Stated task -
Give back the entire listing verbatim.

Information supplied -
==============================
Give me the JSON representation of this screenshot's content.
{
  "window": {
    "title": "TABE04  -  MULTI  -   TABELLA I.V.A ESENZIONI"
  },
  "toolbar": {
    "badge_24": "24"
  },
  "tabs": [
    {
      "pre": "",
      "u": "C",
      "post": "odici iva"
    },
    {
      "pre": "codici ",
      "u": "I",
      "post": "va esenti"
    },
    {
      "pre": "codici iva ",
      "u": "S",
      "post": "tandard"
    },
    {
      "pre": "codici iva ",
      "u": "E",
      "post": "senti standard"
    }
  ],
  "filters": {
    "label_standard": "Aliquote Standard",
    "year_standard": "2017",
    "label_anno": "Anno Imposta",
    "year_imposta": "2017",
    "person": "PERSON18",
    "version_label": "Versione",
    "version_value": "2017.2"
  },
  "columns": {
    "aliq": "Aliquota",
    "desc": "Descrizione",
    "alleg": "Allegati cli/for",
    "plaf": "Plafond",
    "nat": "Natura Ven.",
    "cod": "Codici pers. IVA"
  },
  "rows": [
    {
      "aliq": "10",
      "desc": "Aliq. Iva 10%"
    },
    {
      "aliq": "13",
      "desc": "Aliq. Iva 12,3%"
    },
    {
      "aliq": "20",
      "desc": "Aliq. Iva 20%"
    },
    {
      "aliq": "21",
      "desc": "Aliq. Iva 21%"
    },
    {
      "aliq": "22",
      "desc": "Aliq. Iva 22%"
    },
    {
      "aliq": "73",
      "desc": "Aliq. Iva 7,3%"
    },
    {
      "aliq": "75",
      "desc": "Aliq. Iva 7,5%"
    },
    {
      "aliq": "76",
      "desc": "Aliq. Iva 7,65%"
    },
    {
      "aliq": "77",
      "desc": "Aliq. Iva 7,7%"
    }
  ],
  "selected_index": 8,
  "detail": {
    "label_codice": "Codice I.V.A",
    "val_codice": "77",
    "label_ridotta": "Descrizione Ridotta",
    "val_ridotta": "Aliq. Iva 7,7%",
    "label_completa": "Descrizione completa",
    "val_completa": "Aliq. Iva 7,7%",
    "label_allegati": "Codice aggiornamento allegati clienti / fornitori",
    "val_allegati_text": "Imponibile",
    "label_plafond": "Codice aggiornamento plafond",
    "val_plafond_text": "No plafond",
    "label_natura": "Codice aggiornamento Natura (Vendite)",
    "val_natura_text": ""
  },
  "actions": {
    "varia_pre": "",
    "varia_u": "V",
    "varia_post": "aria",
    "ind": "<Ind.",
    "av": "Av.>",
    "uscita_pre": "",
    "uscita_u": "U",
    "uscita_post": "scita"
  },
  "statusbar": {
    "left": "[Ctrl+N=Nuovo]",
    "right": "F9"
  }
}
==============================
Expected output -
Give me the JSON representation of this screenshot's content.
{
  "window": {
    "title": "TABE04  -  MULTI  -   TABELLA I.V.A ESENZIONI"
  },
  "toolbar": {
    "badge_24": "24"
  },
  "tabs": [
    {
      "pre": "",
      "u": "C",
      "post": "odici iva"
    },
    {
      "pre": "codici ",
      "u": "I",
      "post": "va esenti"
    },
    {
      "pre": "codici iva ",
      "u": "S",
      "post": "tandard"
    },
    {
      "pre": "codici iva ",
      "u": "E",
      "post": "senti standard"
    }
  ],
  "filters": {
    "label_standard": "Aliquote Standard",
    "year_standard": "2017",
    "label_anno": "Anno Imposta",
    "year_imposta": "2017",
    "person": "PERSON18",
    "version_label": "Versione",
    "version_value": "2017.2"
  },
  "columns": {
    "aliq": "Aliquota",
    "desc": "Descrizione",
    "alleg": "Allegati cli/for",
    "plaf": "Plafond",
    "nat": "Natura Ven.",
    "cod": "Codici pers. IVA"
  },
  "rows": [
    {
      "aliq": "10",
      "desc": "Aliq. Iva 10%"
    },
    {
      "aliq": "13",
      "desc": "Aliq. Iva 12,3%"
    },
    {
      "aliq": "20",
      "desc": "Aliq. Iva 20%"
    },
    {
      "aliq": "21",
      "desc": "Aliq. Iva 21%"
    },
    {
      "aliq": "22",
      "desc": "Aliq. Iva 22%"
    },
    {
      "aliq": "73",
      "desc": "Aliq. Iva 7,3%"
    },
    {
      "aliq": "75",
      "desc": "Aliq. Iva 7,5%"
    },
    {
      "aliq": "76",
      "desc": "Aliq. Iva 7,65%"
    },
    {
      "aliq": "77",
      "desc": "Aliq. Iva 7,7%"
    }
  ],
  "selected_index": 8,
  "detail": {
    "label_codice": "Codice I.V.A",
    "val_codice": "77",
    "label_ridotta": "Descrizione Ridotta",
    "val_ridotta": "Aliq. Iva 7,7%",
    "label_completa": "Descrizione completa",
    "val_completa": "Aliq. Iva 7,7%",
    "label_allegati": "Codice aggiornamento allegati clienti / fornitori",
    "val_allegati_text": "Imponibile",
    "label_plafond": "Codice aggiornamento plafond",
    "val_plafond_text": "No plafond",
    "label_natura": "Codice aggiornamento Natura (Vendite)",
    "val_natura_text": ""
  },
  "actions": {
    "varia_pre": "",
    "varia_u": "V",
    "varia_post": "aria",
    "ind": "<Ind.",
    "av": "Av.>",
    "uscita_pre": "",
    "uscita_u": "U",
    "uscita_post": "scita"
  },
  "statusbar": {
    "left": "[Ctrl+N=Nuovo]",
    "right": "F9"
  }
}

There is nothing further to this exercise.